Items listed in a dataset:
Begin

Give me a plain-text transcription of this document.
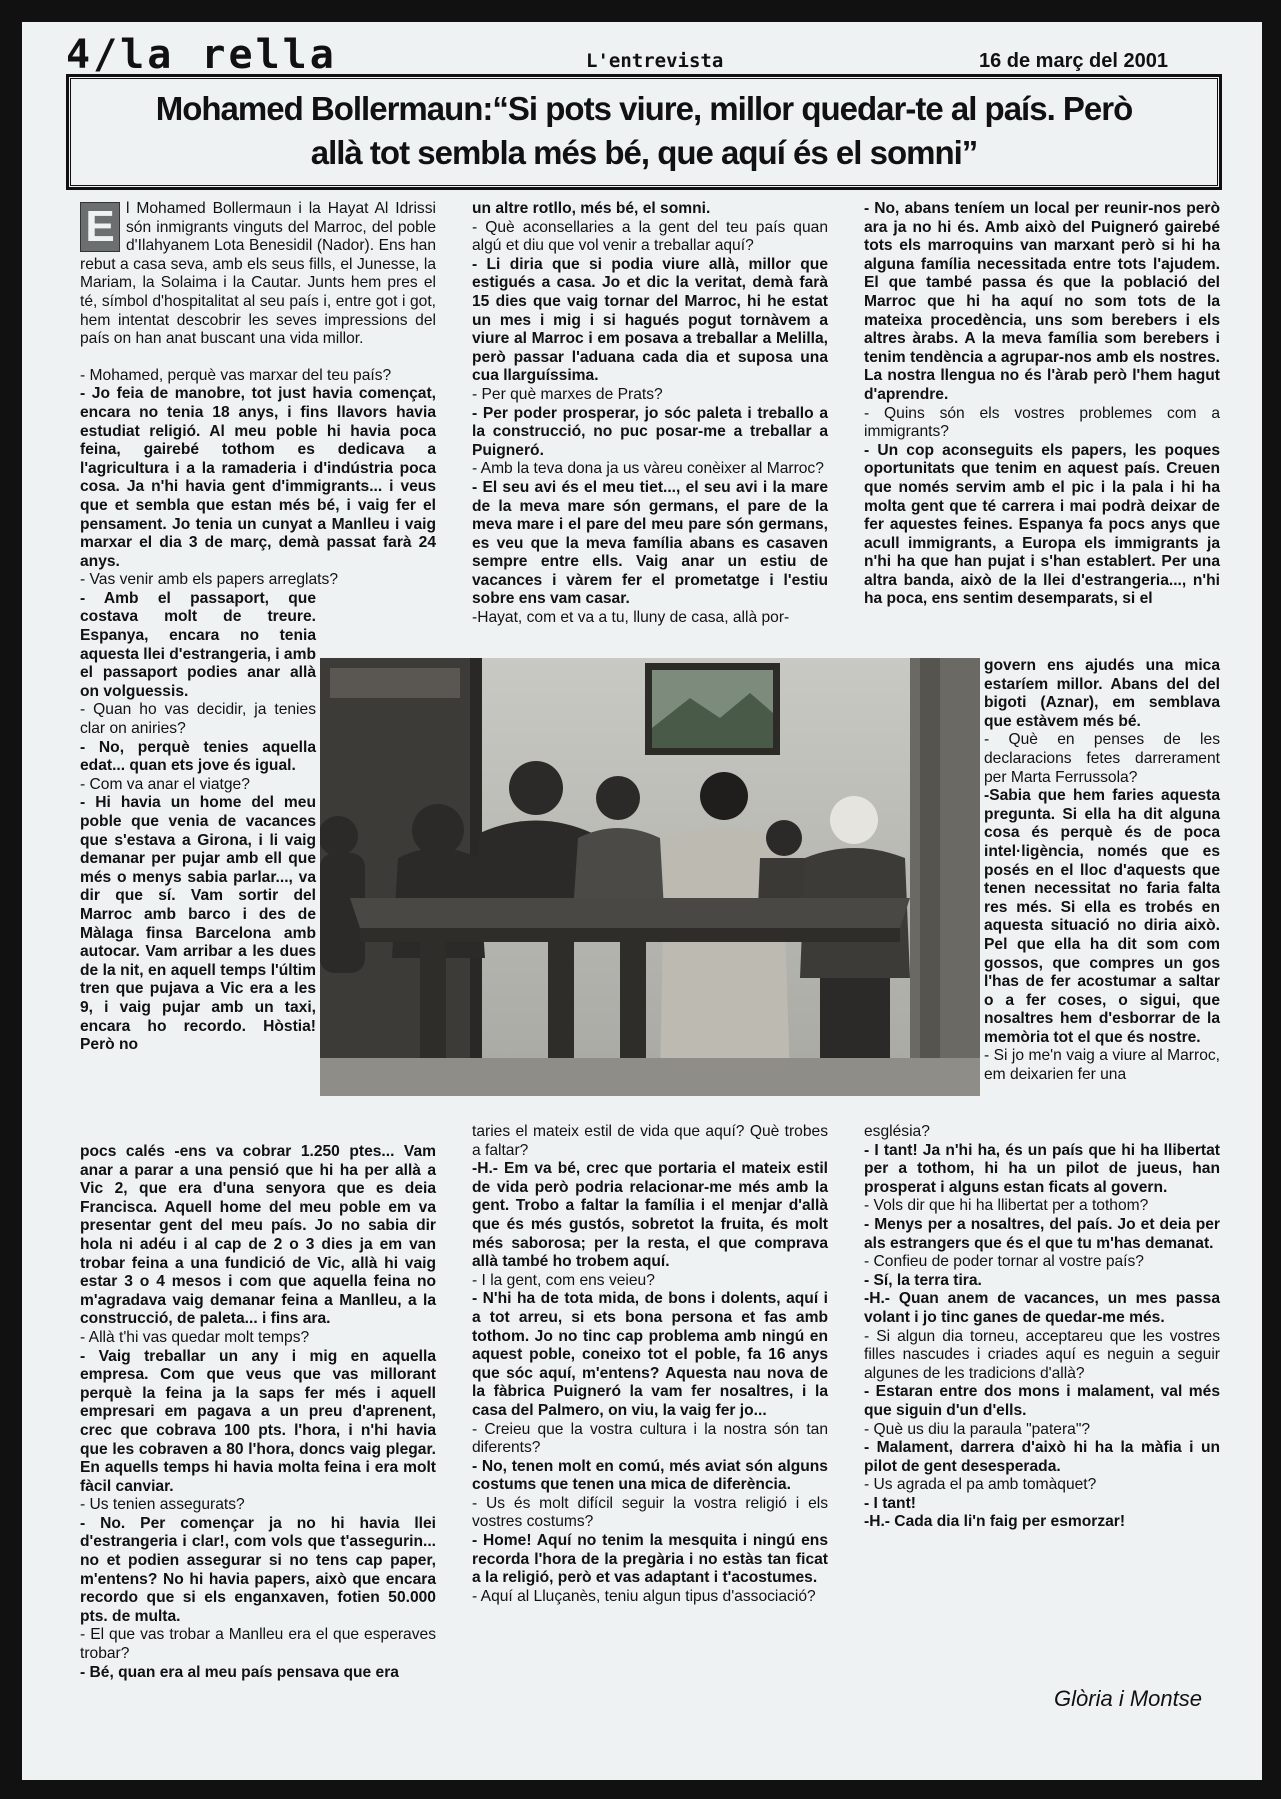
4/la rella	L'entrevista	16 de març del 2001
Mohamed Bollermaun:“Si pots viure, millor quedar-te al país. Però
allà tot sembla més bé, que aquí és el somni”
E l Mohamed Bollermaun i la Hayat Al Idrissi són inmigrants vinguts del Marroc, del poble d'Ilahyanem Lota Benesidil (Nador). Ens han rebut a casa seva, amb els seus fills, el Junesse, la Mariam, la Solaima i la Cautar. Junts hem pres el té, símbol d'hospitalitat al seu país i, entre got i got, hem intentat descobrir les seves impressions del país on han anat buscant una vida millor.

- Mohamed, perquè vas marxar del teu país?

- Jo feia de manobre, tot just havia començat, encara no tenia 18 anys, i fins llavors havia estudiat religió. Al meu poble hi havia poca feina, gairebé tothom es dedicava a l'agricultura i a la ramaderia i d'indústria poca cosa. Ja n'hi havia gent d'immigrants... i veus que et sembla que estan més bé, i vaig fer el pensament. Jo tenia un cunyat a Manlleu i vaig marxar el dia 3 de març, demà passat farà 24 anys.

- Vas venir amb els papers arreglats?

- Amb el passaport, que costava molt de treure. Espanya, encara no tenia aquesta llei d'estrangeria, i amb el passaport podies anar allà on volguessis.

- Quan ho vas decidir, ja tenies clar on aniries?

- No, perquè tenies aquella edat... quan ets jove és igual.

- Com va anar el viatge?

- Hi havia un home del meu poble que venia de vacances que s'estava a Girona, i li vaig demanar per pujar amb ell que més o menys sabia parlar..., va dir que sí. Vam sortir del Marroc amb barco i des de Màlaga finsa Barcelona amb autocar. Vam arribar a les dues de la nit, en aquell temps l'últim tren que pujava a Vic era a les 9, i vaig pujar amb un taxi, encara ho recordo. Hòstia! Però no

pocs calés -ens va cobrar 1.250 ptes... Vam anar a parar a una pensió que hi ha per allà a Vic 2, que era d'una senyora que es deia Francisca. Aquell home del meu poble em va presentar gent del meu país. Jo no sabia dir hola ni adéu i al cap de 2 o 3 dies ja em van trobar feina a una fundició de Vic, allà hi vaig estar 3 o 4 mesos i com que aquella feina no m'agradava vaig demanar feina a Manlleu, a la construcció, de paleta... i fins ara.

- Allà t'hi vas quedar molt temps?

- Vaig treballar un any i mig en aquella empresa. Com que veus que vas millorant perquè la feina ja la saps fer més i aquell empresari em pagava a un preu d'aprenent, crec que cobrava 100 pts. l'hora, i n'hi havia que les cobraven a 80 l'hora, doncs vaig plegar. En aquells temps hi havia molta feina i era molt fàcil canviar.

- Us tenien assegurats?

- No. Per començar ja no hi havia llei d'estrangeria i clar!, com vols que t'assegurin... no et podien assegurar si no tens cap paper, m'entens? No hi havia papers, això que encara recordo que si els enganxaven, fotien 50.000 pts. de multa.

- El que vas trobar a Manlleu era el que esperaves trobar?

- Bé, quan era al meu país pensava que era

un altre rotllo, més bé, el somni.

- Què aconsellaries a la gent del teu país quan algú et diu que vol venir a treballar aquí?

- Li diria que si podia viure allà, millor que estigués a casa. Jo et dic la veritat, demà farà 15 dies que vaig tornar del Marroc, hi he estat un mes i mig i si hagués pogut tornàvem a viure al Marroc i em posava a treballar a Melilla, però passar l'aduana cada dia et suposa una cua llarguíssima.

- Per què marxes de Prats?

- Per poder prosperar, jo sóc paleta i treballo a la construcció, no puc posar-me a treballar a Puigneró.

- Amb la teva dona ja us vàreu conèixer al Marroc?

- El seu avi és el meu tiet..., el seu avi i la mare de la meva mare són germans, el pare de la meva mare i el pare del meu pare són germans, es veu que la meva família abans es casaven sempre entre ells. Vaig anar un estiu de vacances i vàrem fer el prometatge i l'estiu sobre ens vam casar.

-Hayat, com et va a tu, lluny de casa, allà por-

taries el mateix estil de vida que aquí? Què trobes a faltar?

-H.- Em va bé, crec que portaria el mateix estil de vida però podria relacionar-me més amb la gent. Trobo a faltar la família i el menjar d'allà que és més gustós, sobretot la fruita, és molt més saborosa; per la resta, el que comprava allà també ho trobem aquí.

- I la gent, com ens veieu?

- N'hi ha de tota mida, de bons i dolents, aquí i a tot arreu, si ets bona persona et fas amb tothom. Jo no tinc cap problema amb ningú en aquest poble, coneixo tot el poble, fa 16 anys que sóc aquí, m'entens? Aquesta nau nova de la fàbrica Puigneró la vam fer nosaltres, i la casa del Palmero, on viu, la vaig fer jo...

- Creieu que la vostra cultura i la nostra són tan diferents?

- No, tenen molt en comú, més aviat són alguns costums que tenen una mica de diferència.

- Us és molt difícil seguir la vostra religió i els vostres costums?

- Home! Aquí no tenim la mesquita i ningú ens recorda l'hora de la pregària i no estàs tan ficat a la religió, però et vas adaptant i t'acostumes.

- Aquí al Lluçanès, teniu algun tipus d'associació?

- No, abans teníem un local per reunir-nos però ara ja no hi és. Amb això del Puigneró gairebé tots els marroquins van marxant però si hi ha alguna família necessitada entre tots l'ajudem. El que també passa és que la població del Marroc que hi ha aquí no som tots de la mateixa procedència, uns som berebers i els altres àrabs. A la meva família som berebers i tenim tendència a agrupar-nos amb els nostres. La nostra llengua no és l'àrab però l'hem hagut d'aprendre.

- Quins són els vostres problemes com a immigrants?

- Un cop aconseguits els papers, les poques oportunitats que tenim en aquest país. Creuen que només servim amb el pic i la pala i hi ha molta gent que té carrera i mai podrà deixar de fer aquestes feines. Espanya fa pocs anys que acull immigrants, a Europa els immigrants ja n'hi ha que han pujat i s'han establert. Per una altra banda, això de la llei d'estrangeria..., n'hi ha poca, ens sentim desemparats, si el

govern ens ajudés una mica estaríem millor. Abans del del bigoti (Aznar), em semblava que estàvem més bé.

- Què en penses de les declaracions fetes darrerament per Marta Ferrussola?

-Sabia que hem faries aquesta pregunta. Si ella ha dit alguna cosa és perquè és de poca intel·ligència, només que es posés en el lloc d'aquests que tenen necessitat no faria falta res més. Si ella es trobés en aquesta situació no diria això. Pel que ella ha dit som com gossos, que compres un gos l'has de fer acostumar a saltar o a fer coses, o sigui, que nosaltres hem d'esborrar de la memòria tot el que és nostre.

- Si jo me'n vaig a viure al Marroc, em deixarien fer una

església?

- I tant! Ja n'hi ha, és un país que hi ha llibertat per a tothom, hi ha un pilot de jueus, han prosperat i alguns estan ficats al govern.

- Vols dir que hi ha llibertat per a tothom?

- Menys per a nosaltres, del país. Jo et deia per als estrangers que és el que tu m'has demanat.

- Confieu de poder tornar al vostre país?

- Sí, la terra tira.

-H.- Quan anem de vacances, un mes passa volant i jo tinc ganes de quedar-me més.

- Si algun dia torneu, acceptareu que les vostres filles nascudes i criades aquí es neguin a seguir algunes de les tradicions d'allà?

- Estaran entre dos mons i malament, val més que siguin d'un d'ells.

- Què us diu la paraula "patera"?

- Malament, darrera d'això hi ha la màfia i un pilot de gent desesperada.

- Us agrada el pa amb tomàquet?

- I tant!

-H.- Cada dia li'n faig per esmorzar!

Glòria i Montse
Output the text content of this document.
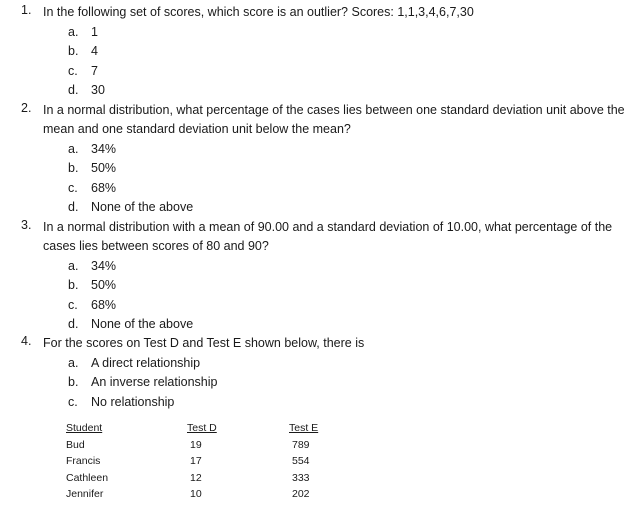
1. In the following set of scores, which score is an outlier? Scores: 1,1,3,4,6,7,30
a. 1
b. 4
c. 7
d. 30
2. In a normal distribution, what percentage of the cases lies between one standard deviation unit above the mean and one standard deviation unit below the mean?
a. 34%
b. 50%
c. 68%
d. None of the above
3. In a normal distribution with a mean of 90.00 and a standard deviation of 10.00, what percentage of the cases lies between scores of 80 and 90?
a. 34%
b. 50%
c. 68%
d. None of the above
4. For the scores on Test D and Test E shown below, there is
a. A direct relationship
b. An inverse relationship
c. No relationship
Student	Test D	Test E
Bud	19	789
Francis	17	554
Cathleen	12	333
Jennifer	10	202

End

* _Goal_: The lines to repeat run from the line containing "Output the text content of this document." through the last line of the material above; give them exactly, without the pictures.

* _Response_:
Output the text content of this document.
1. In the following set of scores, which score is an outlier? Scores: 1,1,3,4,6,7,30
a. 1
b. 4
c. 7
d. 30
2. In a normal distribution, what percentage of the cases lies between one standard deviation unit above the mean and one standard deviation unit below the mean?
a. 34%
b. 50%
c. 68%
d. None of the above
3. In a normal distribution with a mean of 90.00 and a standard deviation of 10.00, what percentage of the cases lies between scores of 80 and 90?
a. 34%
b. 50%
c. 68%
d. None of the above
4. For the scores on Test D and Test E shown below, there is
a. A direct relationship
b. An inverse relationship
c. No relationship
Student	Test D	Test E
Bud	19	789
Francis	17	554
Cathleen	12	333
Jennifer	10	202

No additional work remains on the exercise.